▶ [GIVEN INSTRUCTION] Copy every entry word for word. Skip the pictures.
=== DATA FOR THE TASK ===
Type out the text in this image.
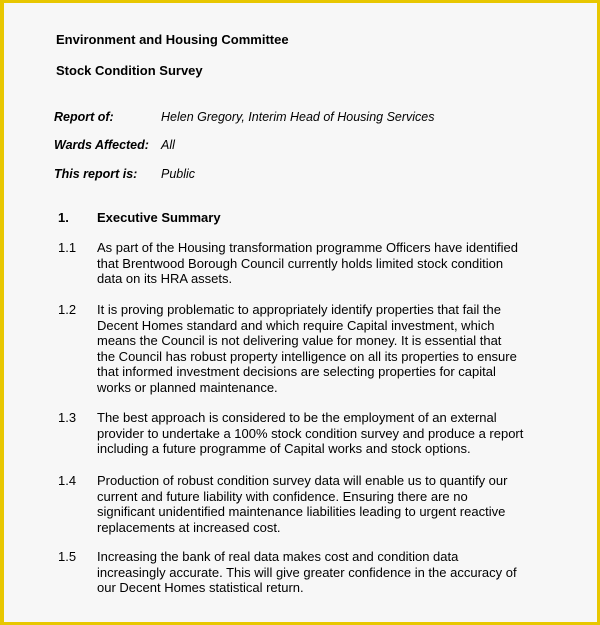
Environment and Housing Committee
Stock Condition Survey
Report of:	Helen Gregory, Interim Head of Housing Services
Wards Affected: All
This report is: Public
1. Executive Summary
1.1 As part of the Housing transformation programme Officers have identified
that Brentwood Borough Council currently holds limited stock condition
data on its HRA assets.
1.2 It is proving problematic to appropriately identify properties that fail the
Decent Homes standard and which require Capital investment, which
means the Council is not delivering value for money. It is essential that
the Council has robust property intelligence on all its properties to ensure
that informed investment decisions are selecting properties for capital
works or planned maintenance.
1.3 The best approach is considered to be the employment of an external
provider to undertake a 100% stock condition survey and produce a report
including a future programme of Capital works and stock options.
1.4 Production of robust condition survey data will enable us to quantify our
current and future liability with confidence. Ensuring there are no
significant unidentified maintenance liabilities leading to urgent reactive
replacements at increased cost.
1.5 Increasing the bank of real data makes cost and condition data
increasingly accurate. This will give greater confidence in the accuracy of
our Decent Homes statistical return.
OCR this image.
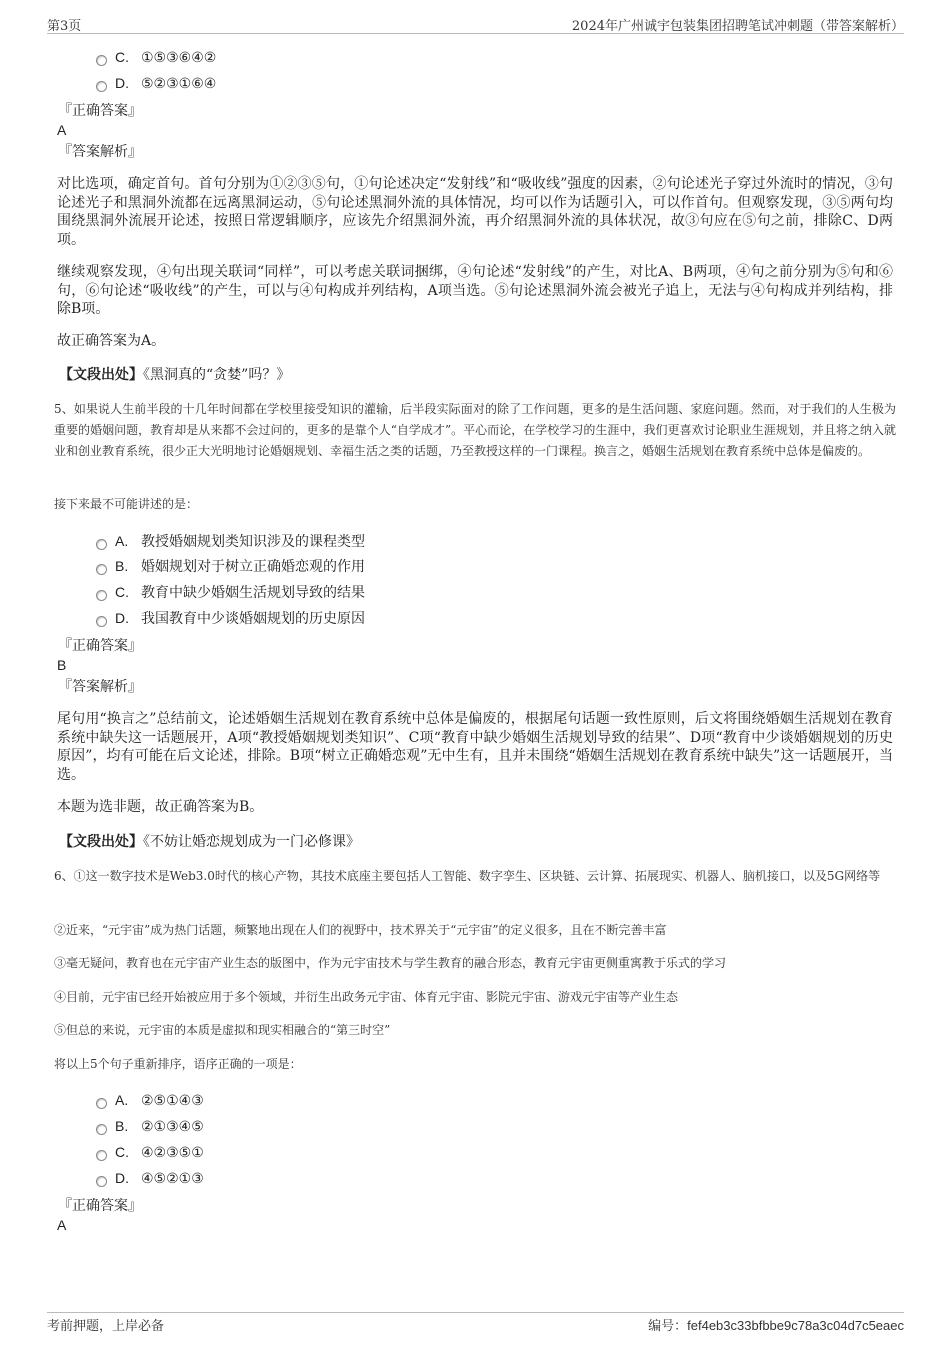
第3页	2024年广州诚宇包装集团招聘笔试冲刺题（带答案解析）
C. ①⑤③⑥④②
D. ⑤②③①⑥④
『正确答案』
A
『答案解析』
对比选项，确定首句。首句分别为①②③⑤句，①句论述决定“发射线”和“吸收线”强度的因素，②句论述光子穿过外流时的情况，③句论述光子和黑洞外流都在远离黑洞运动，⑤句论述黑洞外流的具体情况，均可以作为话题引入，可以作首句。但观察发现，③⑤两句均围绕黑洞外流展开论述，按照日常逻辑顺序，应该先介绍黑洞外流，再介绍黑洞外流的具体状况，故③句应在⑤句之前，排除C、D两项。
继续观察发现，④句出现关联词“同样”，可以考虑关联词捆绑，④句论述“发射线”的产生，对比A、B两项，④句之前分别为⑤句和⑥句，⑥句论述“吸收线”的产生，可以与④句构成并列结构，A项当选。⑤句论述黑洞外流会被光子追上，无法与④句构成并列结构，排除B项。
故正确答案为A。
【文段出处】《黑洞真的“贪婪”吗？》
5、如果说人生前半段的十几年时间都在学校里接受知识的灌输，后半段实际面对的除了工作问题，更多的是生活问题、家庭问题。然而，对于我们的人生极为重要的婚姻问题，教育却是从来都不会过问的，更多的是靠个人“自学成才”。平心而论，在学校学习的生涯中，我们更喜欢讨论职业生涯规划，并且将之纳入就业和创业教育系统，很少正大光明地讨论婚姻规划、幸福生活之类的话题，乃至教授这样的一门课程。换言之，婚姻生活规划在教育系统中总体是偏废的。
接下来最不可能讲述的是：
A. 教授婚姻规划类知识涉及的课程类型
B. 婚姻规划对于树立正确婚恋观的作用
C. 教育中缺少婚姻生活规划导致的结果
D. 我国教育中少谈婚姻规划的历史原因
『正确答案』
B
『答案解析』
尾句用“换言之”总结前文，论述婚姻生活规划在教育系统中总体是偏废的，根据尾句话题一致性原则，后文将围绕婚姻生活规划在教育系统中缺失这一话题展开，A项“教授婚姻规划类知识”、C项“教育中缺少婚姻生活规划导致的结果”、D项“教育中少谈婚姻规划的历史原因”，均有可能在后文论述，排除。B项“树立正确婚恋观”无中生有，且并未围绕“婚姻生活规划在教育系统中缺失”这一话题展开，当选。
本题为选非题，故正确答案为B。
【文段出处】《不妨让婚恋规划成为一门必修课》
6、①这一数字技术是Web3.0时代的核心产物，其技术底座主要包括人工智能、数字孪生、区块链、云计算、拓展现实、机器人、脑机接口，以及5G网络等
②近来，“元宇宙”成为热门话题，频繁地出现在人们的视野中，技术界关于“元宇宙”的定义很多，且在不断完善丰富
③毫无疑问，教育也在元宇宙产业生态的版图中，作为元宇宙技术与学生教育的融合形态，教育元宇宙更侧重寓教于乐式的学习
④目前，元宇宙已经开始被应用于多个领域，并衍生出政务元宇宙、体育元宇宙、影院元宇宙、游戏元宇宙等产业生态
⑤但总的来说，元宇宙的本质是虚拟和现实相融合的“第三时空”
将以上5个句子重新排序，语序正确的一项是：
A. ②⑤①④③
B. ②①③④⑤
C. ④②③⑤①
D. ④⑤②①③
『正确答案』
A
考前押题，上岸必备	编号：fef4eb3c33bfbbe9c78a3c04d7c5eaec
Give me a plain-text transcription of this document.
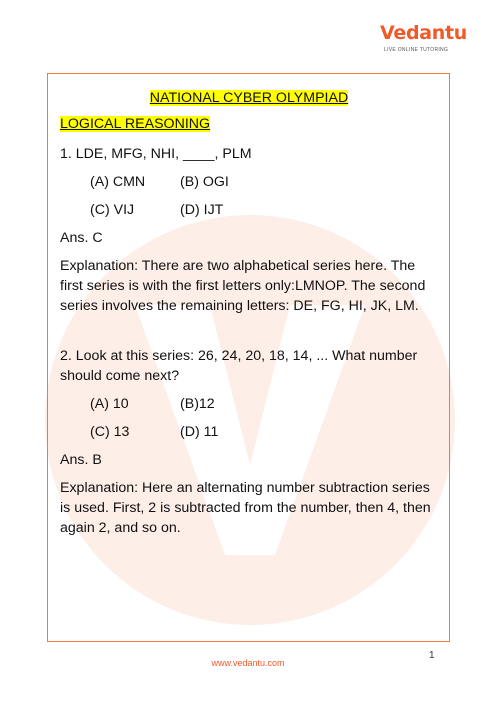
Vedantu
LIVE ONLINE TUTORING

NATIONAL CYBER OLYMPIAD

LOGICAL REASONING

1. LDE, MFG, NHI, ____, PLM

(A) CMN	(B) OGI
(C) VIJ	(D) IJT

Ans. C

Explanation: There are two alphabetical series here. The first series is with the first letters only:LMNOP. The second series involves the remaining letters: DE, FG, HI, JK, LM.

2. Look at this series: 26, 24, 20, 18, 14, ... What number should come next?

(A) 10	(B)12
(C) 13	(D) 11

Ans. B

Explanation: Here an alternating number subtraction series is used. First, 2 is subtracted from the number, then 4, then again 2, and so on.

1
www.vedantu.com
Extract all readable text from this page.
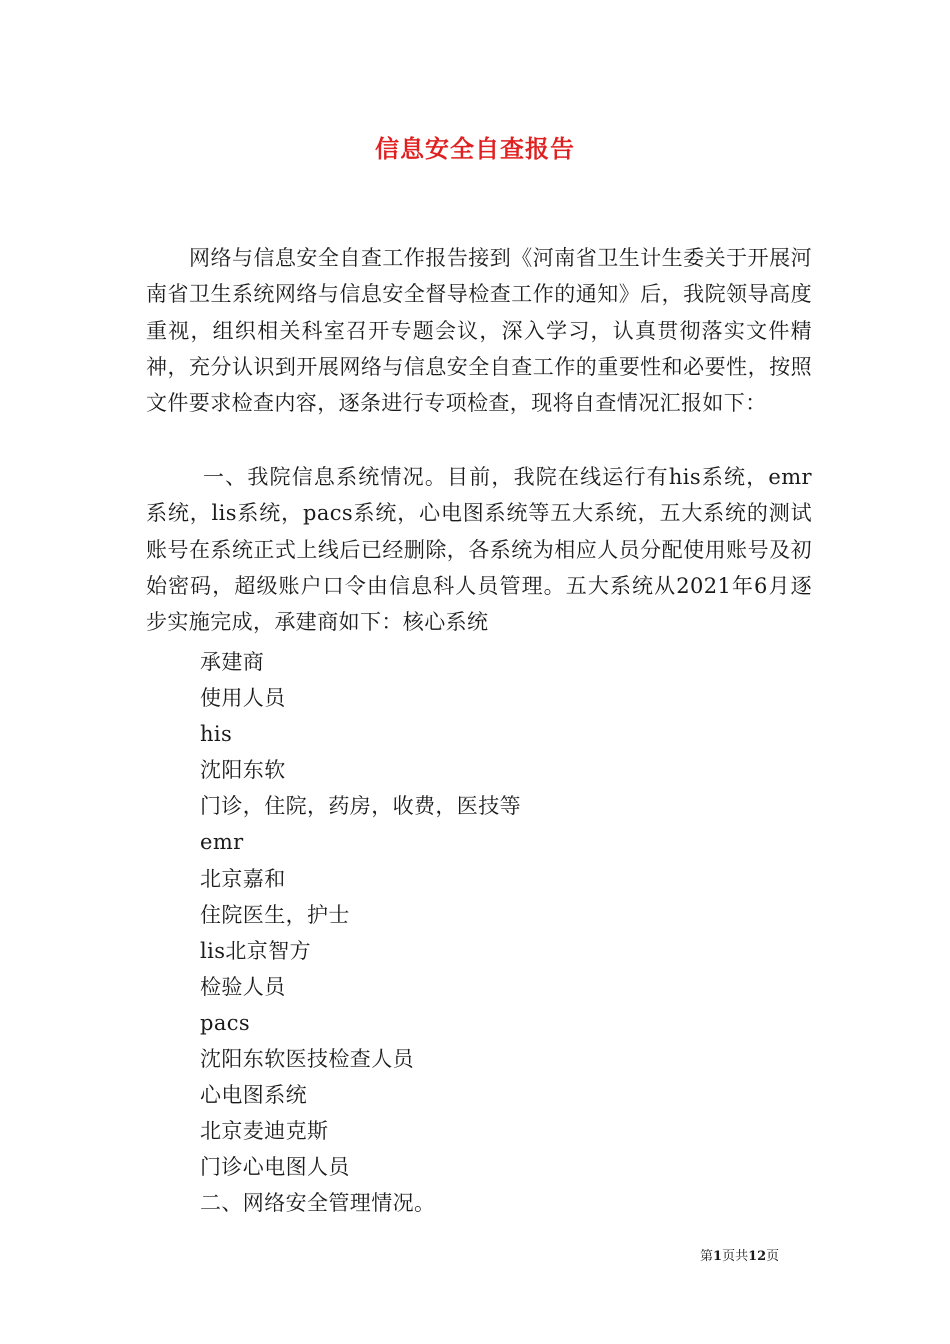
信息安全自查报告

网络与信息安全自查工作报告接到《河南省卫生计生委关于开展河南省卫生系统网络与信息安全督导检查工作的通知》后，我院领导高度重视，组织相关科室召开专题会议，深入学习，认真贯彻落实文件精神，充分认识到开展网络与信息安全自查工作的重要性和必要性，按照文件要求检查内容，逐条进行专项检查，现将自查情况汇报如下：

一、我院信息系统情况。目前，我院在线运行有his系统，emr系统，lis系统，pacs系统，心电图系统等五大系统，五大系统的测试账号在系统正式上线后已经删除，各系统为相应人员分配使用账号及初始密码，超级账户口令由信息科人员管理。五大系统从2021年6月逐步实施完成，承建商如下：核心系统

承建商
使用人员
his
沈阳东软
门诊，住院，药房，收费，医技等
emr
北京嘉和
住院医生，护士
lis北京智方
检验人员
pacs
沈阳东软医技检查人员
心电图系统
北京麦迪克斯
门诊心电图人员
二、网络安全管理情况。
第1页共12页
===
▶ [ANSWER]
Type out the text in this image.
Environment and Housing Committee
Stock Condition Survey
Report of:	Helen Gregory, Interim Head of Housing Services
Wards Affected: All
This report is: Public
1. Executive Summary
1.1 As part of the Housing transformation programme Officers have identified
that Brentwood Borough Council currently holds limited stock condition
data on its HRA assets.
1.2 It is proving problematic to appropriately identify properties that fail the
Decent Homes standard and which require Capital investment, which
means the Council is not delivering value for money. It is essential that
the Council has robust property intelligence on all its properties to ensure
that informed investment decisions are selecting properties for capital
works or planned maintenance.
1.3 The best approach is considered to be the employment of an external
provider to undertake a 100% stock condition survey and produce a report
including a future programme of Capital works and stock options.
1.4 Production of robust condition survey data will enable us to quantify our
current and future liability with confidence. Ensuring there are no
significant unidentified maintenance liabilities leading to urgent reactive
replacements at increased cost.
1.5 Increasing the bank of real data makes cost and condition data
increasingly accurate. This will give greater confidence in the accuracy of
our Decent Homes statistical return.
OCR this image.
第3页	2024年广州诚宇包装集团招聘笔试冲刺题（带答案解析）
C. ①⑤③⑥④②
D. ⑤②③①⑥④
『正确答案』
A
『答案解析』
对比选项，确定首句。首句分别为①②③⑤句，①句论述决定“发射线”和“吸收线”强度的因素，②句论述光子穿过外流时的情况，③句论述光子和黑洞外流都在远离黑洞运动，⑤句论述黑洞外流的具体情况，均可以作为话题引入，可以作首句。但观察发现，③⑤两句均围绕黑洞外流展开论述，按照日常逻辑顺序，应该先介绍黑洞外流，再介绍黑洞外流的具体状况，故③句应在⑤句之前，排除C、D两项。
继续观察发现，④句出现关联词“同样”，可以考虑关联词捆绑，④句论述“发射线”的产生，对比A、B两项，④句之前分别为⑤句和⑥句，⑥句论述“吸收线”的产生，可以与④句构成并列结构，A项当选。⑤句论述黑洞外流会被光子追上，无法与④句构成并列结构，排除B项。
故正确答案为A。
【文段出处】《黑洞真的“贪婪”吗？》
5、如果说人生前半段的十几年时间都在学校里接受知识的灌输，后半段实际面对的除了工作问题，更多的是生活问题、家庭问题。然而，对于我们的人生极为重要的婚姻问题，教育却是从来都不会过问的，更多的是靠个人“自学成才”。平心而论，在学校学习的生涯中，我们更喜欢讨论职业生涯规划，并且将之纳入就业和创业教育系统，很少正大光明地讨论婚姻规划、幸福生活之类的话题，乃至教授这样的一门课程。换言之，婚姻生活规划在教育系统中总体是偏废的。
接下来最不可能讲述的是：
A. 教授婚姻规划类知识涉及的课程类型
B. 婚姻规划对于树立正确婚恋观的作用
C. 教育中缺少婚姻生活规划导致的结果
D. 我国教育中少谈婚姻规划的历史原因
『正确答案』
B
『答案解析』
尾句用“换言之”总结前文，论述婚姻生活规划在教育系统中总体是偏废的，根据尾句话题一致性原则，后文将围绕婚姻生活规划在教育系统中缺失这一话题展开，A项“教授婚姻规划类知识”、C项“教育中缺少婚姻生活规划导致的结果”、D项“教育中少谈婚姻规划的历史原因”，均有可能在后文论述，排除。B项“树立正确婚恋观”无中生有，且并未围绕“婚姻生活规划在教育系统中缺失”这一话题展开，当选。
本题为选非题，故正确答案为B。
【文段出处】《不妨让婚恋规划成为一门必修课》
6、①这一数字技术是Web3.0时代的核心产物，其技术底座主要包括人工智能、数字孪生、区块链、云计算、拓展现实、机器人、脑机接口，以及5G网络等
②近来，“元宇宙”成为热门话题，频繁地出现在人们的视野中，技术界关于“元宇宙”的定义很多，且在不断完善丰富
③毫无疑问，教育也在元宇宙产业生态的版图中，作为元宇宙技术与学生教育的融合形态，教育元宇宙更侧重寓教于乐式的学习
④目前，元宇宙已经开始被应用于多个领域，并衍生出政务元宇宙、体育元宇宙、影院元宇宙、游戏元宇宙等产业生态
⑤但总的来说，元宇宙的本质是虚拟和现实相融合的“第三时空”
将以上5个句子重新排序，语序正确的一项是：
A. ②⑤①④③
B. ②①③④⑤
C. ④②③⑤①
D. ④⑤②①③
『正确答案』
A
考前押题，上岸必备	编号：fef4eb3c33bfbbe9c78a3c04d7c5eaec
Give me a plain-text transcription of this document.
Vedantu
LIVE ONLINE TUTORING

NATIONAL CYBER OLYMPIAD

LOGICAL REASONING

1. LDE, MFG, NHI, ____, PLM

(A) CMN	(B) OGI
(C) VIJ	(D) IJT

Ans. C

Explanation: There are two alphabetical series here. The first series is with the first letters only:LMNOP. The second series involves the remaining letters: DE, FG, HI, JK, LM.

2. Look at this series: 26, 24, 20, 18, 14, ... What number should come next?

(A) 10	(B)12
(C) 13	(D) 11

Ans. B

Explanation: Here an alternating number subtraction series is used. First, 2 is subtracted from the number, then 4, then again 2, and so on.

1
www.vedantu.com
Extract all readable text from this page.
信息安全自查报告

网络与信息安全自查工作报告接到《河南省卫生计生委关于开展河南省卫生系统网络与信息安全督导检查工作的通知》后，我院领导高度重视，组织相关科室召开专题会议，深入学习，认真贯彻落实文件精神，充分认识到开展网络与信息安全自查工作的重要性和必要性，按照文件要求检查内容，逐条进行专项检查，现将自查情况汇报如下：

一、我院信息系统情况。目前，我院在线运行有his系统，emr系统，lis系统，pacs系统，心电图系统等五大系统，五大系统的测试账号在系统正式上线后已经删除，各系统为相应人员分配使用账号及初始密码，超级账户口令由信息科人员管理。五大系统从2021年6月逐步实施完成，承建商如下：核心系统

承建商
使用人员
his
沈阳东软
门诊，住院，药房，收费，医技等
emr
北京嘉和
住院医生，护士
lis北京智方
检验人员
pacs
沈阳东软医技检查人员
心电图系统
北京麦迪克斯
门诊心电图人员
二、网络安全管理情况。
第1页共12页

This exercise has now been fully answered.